** Start Provided entries **
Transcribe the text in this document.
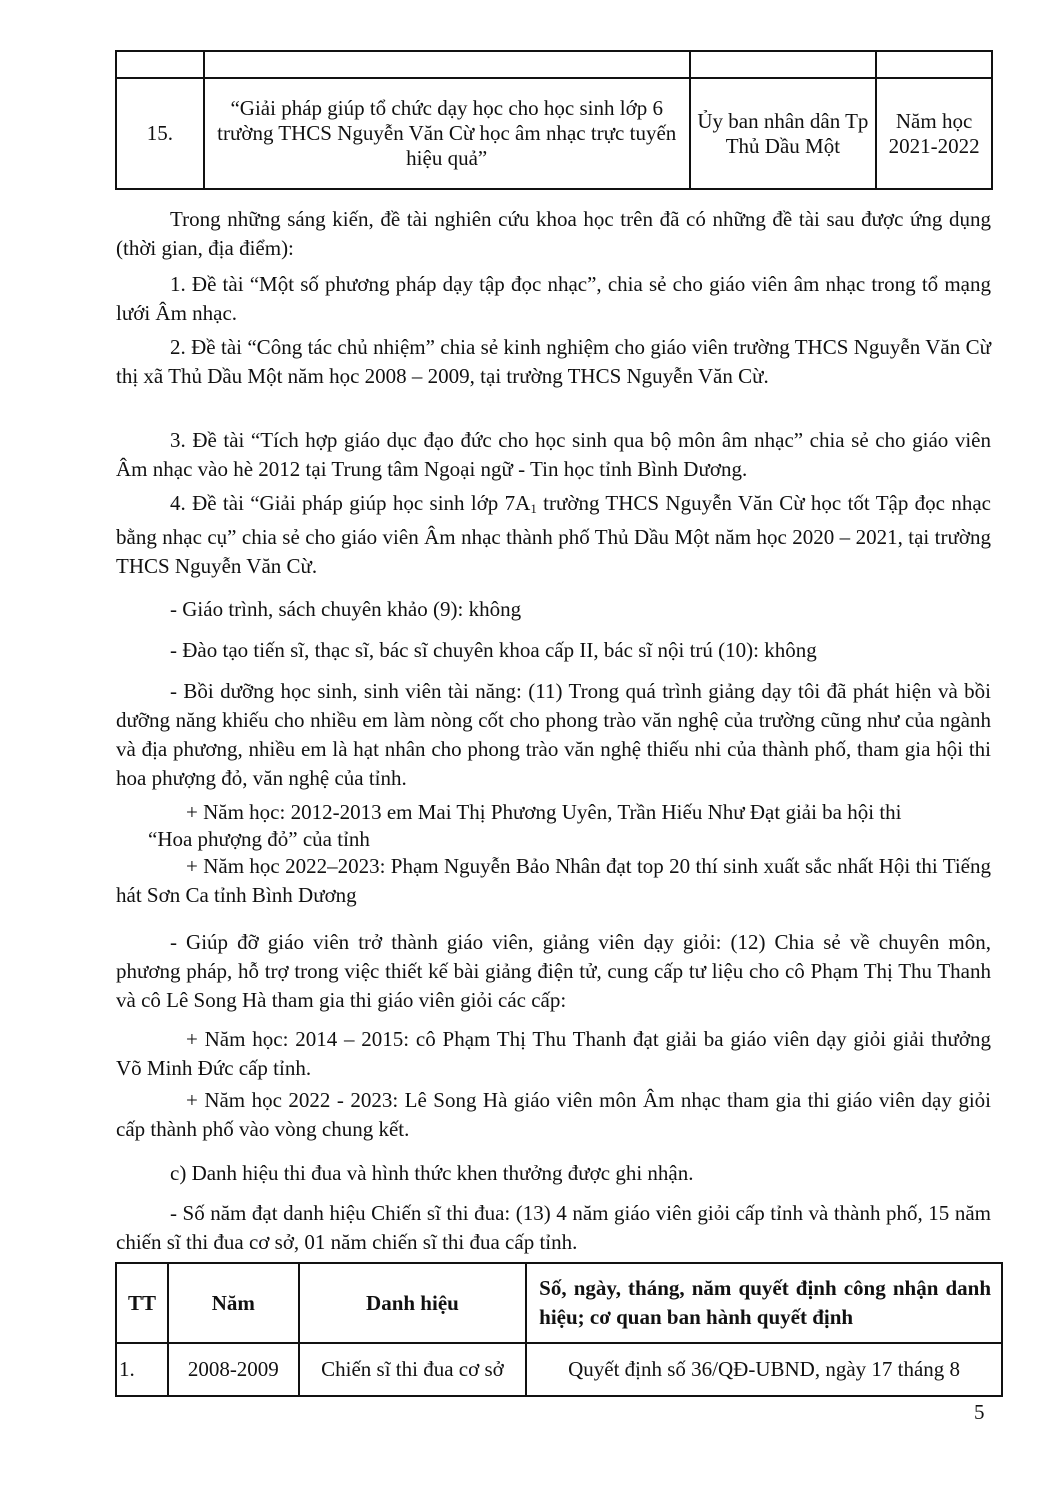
15.	“Giải pháp giúp tổ chức dạy học cho học sinh lớp 6 trường THCS Nguyễn Văn Cừ học âm nhạc trực tuyến hiệu quả”	Ủy ban nhân dân Tp Thủ Dầu Một	Năm học 2021-2022

Trong những sáng kiến, đề tài nghiên cứu khoa học trên đã có những đề tài sau được ứng dụng (thời gian, địa điểm):

1. Đề tài “Một số phương pháp dạy tập đọc nhạc”, chia sẻ cho giáo viên âm nhạc trong tổ mạng lưới Âm nhạc.

2. Đề tài “Công tác chủ nhiệm” chia sẻ kinh nghiệm cho giáo viên trường THCS Nguyễn Văn Cừ thị xã Thủ Dầu Một năm học 2008 – 2009, tại trường THCS Nguyễn Văn Cừ.

3. Đề tài “Tích hợp giáo dục đạo đức cho học sinh qua bộ môn âm nhạc” chia sẻ cho giáo viên Âm nhạc vào hè 2012 tại Trung tâm Ngoại ngữ - Tin học tỉnh Bình Dương.

4. Đề tài “Giải pháp giúp học sinh lớp $7A_1$ trường THCS Nguyễn Văn Cừ học tốt Tập đọc nhạc bằng nhạc cụ” chia sẻ cho giáo viên Âm nhạc thành phố Thủ Dầu Một năm học 2020 – 2021, tại trường THCS Nguyễn Văn Cừ.

- Giáo trình, sách chuyên khảo (9): không

- Đào tạo tiến sĩ, thạc sĩ, bác sĩ chuyên khoa cấp II, bác sĩ nội trú (10): không

- Bồi dưỡng học sinh, sinh viên tài năng: (11) Trong quá trình giảng dạy tôi đã phát hiện và bồi dưỡng năng khiếu cho nhiều em làm nòng cốt cho phong trào văn nghệ của trường cũng như của ngành và địa phương, nhiều em là hạt nhân cho phong trào văn nghệ thiếu nhi của thành phố, tham gia hội thi hoa phượng đỏ, văn nghệ của tỉnh.

+ Năm học: 2012-2013 em Mai Thị Phương Uyên, Trần Hiếu Như Đạt giải ba hội thi

“Hoa phượng đỏ” của tỉnh

+ Năm học 2022–2023: Phạm Nguyễn Bảo Nhân đạt top 20 thí sinh xuất sắc nhất Hội thi Tiếng hát Sơn Ca tỉnh Bình Dương

- Giúp đỡ giáo viên trở thành giáo viên, giảng viên dạy giỏi: (12) Chia sẻ về chuyên môn, phương pháp, hỗ trợ trong việc thiết kế bài giảng điện tử, cung cấp tư liệu cho cô Phạm Thị Thu Thanh và cô Lê Song Hà tham gia thi giáo viên giỏi các cấp:

+ Năm học: 2014 – 2015: cô Phạm Thị Thu Thanh đạt giải ba giáo viên dạy giỏi giải thưởng Võ Minh Đức cấp tỉnh.

+ Năm học 2022 - 2023: Lê Song Hà giáo viên môn Âm nhạc tham gia thi giáo viên dạy giỏi cấp thành phố vào vòng chung kết.

c) Danh hiệu thi đua và hình thức khen thưởng được ghi nhận.

- Số năm đạt danh hiệu Chiến sĩ thi đua: (13) 4 năm giáo viên giỏi cấp tỉnh và thành phố, 15 năm chiến sĩ thi đua cơ sở, 01 năm chiến sĩ thi đua cấp tỉnh.

TT	Năm	Danh hiệu	Số, ngày, tháng, năm quyết định công nhận danh hiệu; cơ quan ban hành quyết định
1.	2008-2009	Chiến sĩ thi đua cơ sở	Quyết định số 36/QĐ-UBND, ngày 17 tháng 8
5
** End Provided entries **
Task details →
Go over the records above and tally each line that includes "ngày". Give the total by itself.

Completed task →
2